[Excerpts from a figure dataset]
◇ ◇ ◇
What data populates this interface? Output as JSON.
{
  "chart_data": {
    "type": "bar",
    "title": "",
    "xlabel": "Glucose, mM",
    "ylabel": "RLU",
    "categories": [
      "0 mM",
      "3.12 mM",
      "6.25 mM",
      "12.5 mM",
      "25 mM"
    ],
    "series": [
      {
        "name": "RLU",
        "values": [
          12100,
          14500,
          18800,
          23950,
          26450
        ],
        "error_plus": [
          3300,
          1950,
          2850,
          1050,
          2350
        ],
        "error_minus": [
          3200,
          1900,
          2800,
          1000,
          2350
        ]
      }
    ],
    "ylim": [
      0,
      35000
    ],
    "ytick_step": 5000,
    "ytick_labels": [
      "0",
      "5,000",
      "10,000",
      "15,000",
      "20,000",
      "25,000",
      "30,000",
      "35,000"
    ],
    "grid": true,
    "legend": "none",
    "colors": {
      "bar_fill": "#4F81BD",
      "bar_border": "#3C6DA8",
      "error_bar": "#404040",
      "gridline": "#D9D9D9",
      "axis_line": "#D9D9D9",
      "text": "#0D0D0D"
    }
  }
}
◇ ◇ ◇
> **TASK DIRECTIONS**: All of the lines above need to be given again exactly.

> **EXERCISE OUTPUT**:
What data populates this interface? Output as JSON.
{
  "chart_data": {
    "type": "bar",
    "title": "",
    "xlabel": "Glucose, mM",
    "ylabel": "RLU",
    "categories": [
      "0 mM",
      "3.12 mM",
      "6.25 mM",
      "12.5 mM",
      "25 mM"
    ],
    "series": [
      {
        "name": "RLU",
        "values": [
          12100,
          14500,
          18800,
          23950,
          26450
        ],
        "error_plus": [
          3300,
          1950,
          2850,
          1050,
          2350
        ],
        "error_minus": [
          3200,
          1900,
          2800,
          1000,
          2350
        ]
      }
    ],
    "ylim": [
      0,
      35000
    ],
    "ytick_step": 5000,
    "ytick_labels": [
      "0",
      "5,000",
      "10,000",
      "15,000",
      "20,000",
      "25,000",
      "30,000",
      "35,000"
    ],
    "grid": true,
    "legend": "none",
    "colors": {
      "bar_fill": "#4F81BD",
      "bar_border": "#3C6DA8",
      "error_bar": "#404040",
      "gridline": "#D9D9D9",
      "axis_line": "#D9D9D9",
      "text": "#0D0D0D"
    }
  }
}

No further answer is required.